§ Work instructions: Using the material below, copy every line where "square" appears.

====

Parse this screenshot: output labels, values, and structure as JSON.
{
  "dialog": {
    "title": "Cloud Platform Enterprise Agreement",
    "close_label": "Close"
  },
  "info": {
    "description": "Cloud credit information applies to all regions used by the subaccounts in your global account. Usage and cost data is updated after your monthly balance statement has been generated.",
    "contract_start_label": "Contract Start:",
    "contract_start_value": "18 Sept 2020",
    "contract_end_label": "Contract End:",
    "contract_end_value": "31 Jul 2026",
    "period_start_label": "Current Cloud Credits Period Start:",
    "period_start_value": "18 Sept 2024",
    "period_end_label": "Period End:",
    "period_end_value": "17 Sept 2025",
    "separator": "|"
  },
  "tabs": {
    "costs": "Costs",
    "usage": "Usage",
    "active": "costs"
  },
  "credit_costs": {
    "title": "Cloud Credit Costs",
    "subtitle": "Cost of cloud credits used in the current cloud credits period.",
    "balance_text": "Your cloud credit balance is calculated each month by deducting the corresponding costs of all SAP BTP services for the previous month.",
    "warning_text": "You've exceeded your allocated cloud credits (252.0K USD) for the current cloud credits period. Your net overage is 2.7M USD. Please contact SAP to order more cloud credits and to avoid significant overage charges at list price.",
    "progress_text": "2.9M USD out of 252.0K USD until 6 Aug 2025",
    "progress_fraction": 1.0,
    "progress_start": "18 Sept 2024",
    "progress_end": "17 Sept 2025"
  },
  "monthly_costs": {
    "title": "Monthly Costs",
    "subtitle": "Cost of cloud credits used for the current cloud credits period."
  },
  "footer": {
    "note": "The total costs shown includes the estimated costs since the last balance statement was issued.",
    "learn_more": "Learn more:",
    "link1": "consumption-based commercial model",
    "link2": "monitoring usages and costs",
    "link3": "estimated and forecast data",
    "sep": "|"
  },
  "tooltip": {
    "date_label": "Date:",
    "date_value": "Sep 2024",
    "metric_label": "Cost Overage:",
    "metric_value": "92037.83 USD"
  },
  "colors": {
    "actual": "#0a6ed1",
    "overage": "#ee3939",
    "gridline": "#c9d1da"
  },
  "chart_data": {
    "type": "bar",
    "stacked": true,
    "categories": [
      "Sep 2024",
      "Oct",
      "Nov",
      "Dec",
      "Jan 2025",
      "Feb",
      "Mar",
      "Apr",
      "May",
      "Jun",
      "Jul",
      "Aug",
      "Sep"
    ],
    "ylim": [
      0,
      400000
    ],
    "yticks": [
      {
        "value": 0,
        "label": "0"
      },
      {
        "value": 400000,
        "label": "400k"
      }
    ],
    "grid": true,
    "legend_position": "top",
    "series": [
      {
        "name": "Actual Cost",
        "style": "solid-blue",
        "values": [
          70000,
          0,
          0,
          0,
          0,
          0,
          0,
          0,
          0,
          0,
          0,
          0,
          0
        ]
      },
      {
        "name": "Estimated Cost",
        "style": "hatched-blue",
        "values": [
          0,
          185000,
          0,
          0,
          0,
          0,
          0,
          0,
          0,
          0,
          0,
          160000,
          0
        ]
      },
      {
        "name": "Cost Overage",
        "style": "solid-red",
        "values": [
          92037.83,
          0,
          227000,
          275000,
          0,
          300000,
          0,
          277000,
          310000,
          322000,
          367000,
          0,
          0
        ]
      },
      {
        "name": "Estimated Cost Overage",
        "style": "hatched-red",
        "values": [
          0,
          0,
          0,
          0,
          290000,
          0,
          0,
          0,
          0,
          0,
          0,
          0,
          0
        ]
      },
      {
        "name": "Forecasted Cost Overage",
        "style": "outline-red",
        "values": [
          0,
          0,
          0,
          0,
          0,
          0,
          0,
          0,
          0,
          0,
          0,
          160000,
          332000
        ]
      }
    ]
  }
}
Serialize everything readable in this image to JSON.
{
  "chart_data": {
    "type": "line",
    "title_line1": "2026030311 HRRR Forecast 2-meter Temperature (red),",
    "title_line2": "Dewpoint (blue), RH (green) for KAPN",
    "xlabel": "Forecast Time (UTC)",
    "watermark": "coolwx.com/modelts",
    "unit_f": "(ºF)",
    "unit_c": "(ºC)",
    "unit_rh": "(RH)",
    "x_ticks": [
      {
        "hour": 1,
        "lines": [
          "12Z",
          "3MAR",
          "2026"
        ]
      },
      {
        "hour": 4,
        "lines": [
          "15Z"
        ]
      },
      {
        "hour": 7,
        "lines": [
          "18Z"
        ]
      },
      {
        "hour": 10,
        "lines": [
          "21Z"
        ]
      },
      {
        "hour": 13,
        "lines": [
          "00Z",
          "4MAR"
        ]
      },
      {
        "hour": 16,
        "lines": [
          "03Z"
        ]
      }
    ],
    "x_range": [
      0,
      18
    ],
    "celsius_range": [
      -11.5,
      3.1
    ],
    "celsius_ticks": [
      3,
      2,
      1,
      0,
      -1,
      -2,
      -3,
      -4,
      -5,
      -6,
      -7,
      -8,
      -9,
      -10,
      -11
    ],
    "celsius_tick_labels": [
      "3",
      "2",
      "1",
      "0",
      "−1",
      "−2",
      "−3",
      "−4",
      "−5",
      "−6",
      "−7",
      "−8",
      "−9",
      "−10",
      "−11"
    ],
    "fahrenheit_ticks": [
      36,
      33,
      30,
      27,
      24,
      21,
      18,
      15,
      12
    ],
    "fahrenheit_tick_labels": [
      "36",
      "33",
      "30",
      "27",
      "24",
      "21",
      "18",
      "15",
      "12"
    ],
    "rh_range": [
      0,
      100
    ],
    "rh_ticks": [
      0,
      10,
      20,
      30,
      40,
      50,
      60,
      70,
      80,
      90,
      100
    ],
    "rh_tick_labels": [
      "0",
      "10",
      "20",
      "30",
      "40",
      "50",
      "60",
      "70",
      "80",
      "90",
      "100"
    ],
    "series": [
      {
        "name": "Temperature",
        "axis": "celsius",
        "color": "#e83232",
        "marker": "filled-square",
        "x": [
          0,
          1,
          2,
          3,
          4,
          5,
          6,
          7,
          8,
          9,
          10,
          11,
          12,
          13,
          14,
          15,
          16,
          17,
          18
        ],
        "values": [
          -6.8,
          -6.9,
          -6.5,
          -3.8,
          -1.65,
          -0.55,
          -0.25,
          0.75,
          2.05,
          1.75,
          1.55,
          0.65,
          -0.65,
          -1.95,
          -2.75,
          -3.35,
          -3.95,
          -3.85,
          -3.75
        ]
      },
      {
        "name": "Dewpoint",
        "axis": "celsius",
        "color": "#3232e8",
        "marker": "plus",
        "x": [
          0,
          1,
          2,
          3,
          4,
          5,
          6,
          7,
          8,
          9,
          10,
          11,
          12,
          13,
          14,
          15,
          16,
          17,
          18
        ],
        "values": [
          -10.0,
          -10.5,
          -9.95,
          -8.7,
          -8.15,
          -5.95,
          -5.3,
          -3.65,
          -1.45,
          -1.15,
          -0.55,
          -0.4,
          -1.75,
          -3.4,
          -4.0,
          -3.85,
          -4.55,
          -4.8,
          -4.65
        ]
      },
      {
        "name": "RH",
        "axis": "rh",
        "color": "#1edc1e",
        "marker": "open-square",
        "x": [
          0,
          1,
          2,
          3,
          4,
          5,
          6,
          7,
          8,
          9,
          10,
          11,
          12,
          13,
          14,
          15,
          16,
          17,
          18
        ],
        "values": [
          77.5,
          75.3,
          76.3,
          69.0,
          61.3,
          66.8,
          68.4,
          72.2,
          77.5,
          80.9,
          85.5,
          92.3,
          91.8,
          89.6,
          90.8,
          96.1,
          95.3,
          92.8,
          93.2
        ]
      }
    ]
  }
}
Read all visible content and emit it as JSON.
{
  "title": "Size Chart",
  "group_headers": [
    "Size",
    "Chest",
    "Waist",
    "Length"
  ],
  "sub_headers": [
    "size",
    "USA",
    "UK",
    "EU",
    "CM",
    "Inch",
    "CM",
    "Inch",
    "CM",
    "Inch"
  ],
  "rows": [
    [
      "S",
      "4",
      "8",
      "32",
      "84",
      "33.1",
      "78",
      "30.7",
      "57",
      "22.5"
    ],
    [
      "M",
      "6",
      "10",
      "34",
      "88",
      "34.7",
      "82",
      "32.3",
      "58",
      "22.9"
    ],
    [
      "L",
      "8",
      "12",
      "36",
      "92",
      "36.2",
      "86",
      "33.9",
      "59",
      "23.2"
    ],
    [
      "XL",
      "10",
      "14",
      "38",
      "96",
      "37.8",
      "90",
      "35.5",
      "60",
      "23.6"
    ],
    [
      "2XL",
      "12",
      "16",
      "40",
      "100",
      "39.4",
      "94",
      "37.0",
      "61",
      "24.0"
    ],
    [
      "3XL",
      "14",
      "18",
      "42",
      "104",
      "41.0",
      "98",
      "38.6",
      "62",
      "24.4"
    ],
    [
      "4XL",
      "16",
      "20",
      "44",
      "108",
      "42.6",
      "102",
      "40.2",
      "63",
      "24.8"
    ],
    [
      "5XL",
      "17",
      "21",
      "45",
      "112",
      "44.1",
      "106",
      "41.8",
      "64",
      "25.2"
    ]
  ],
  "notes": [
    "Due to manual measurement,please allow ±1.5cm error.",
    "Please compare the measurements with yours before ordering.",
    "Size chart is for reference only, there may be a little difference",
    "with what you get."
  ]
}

====

§ Solution to the exercise:
        "marker": "filled-square",
        "marker": "open-square",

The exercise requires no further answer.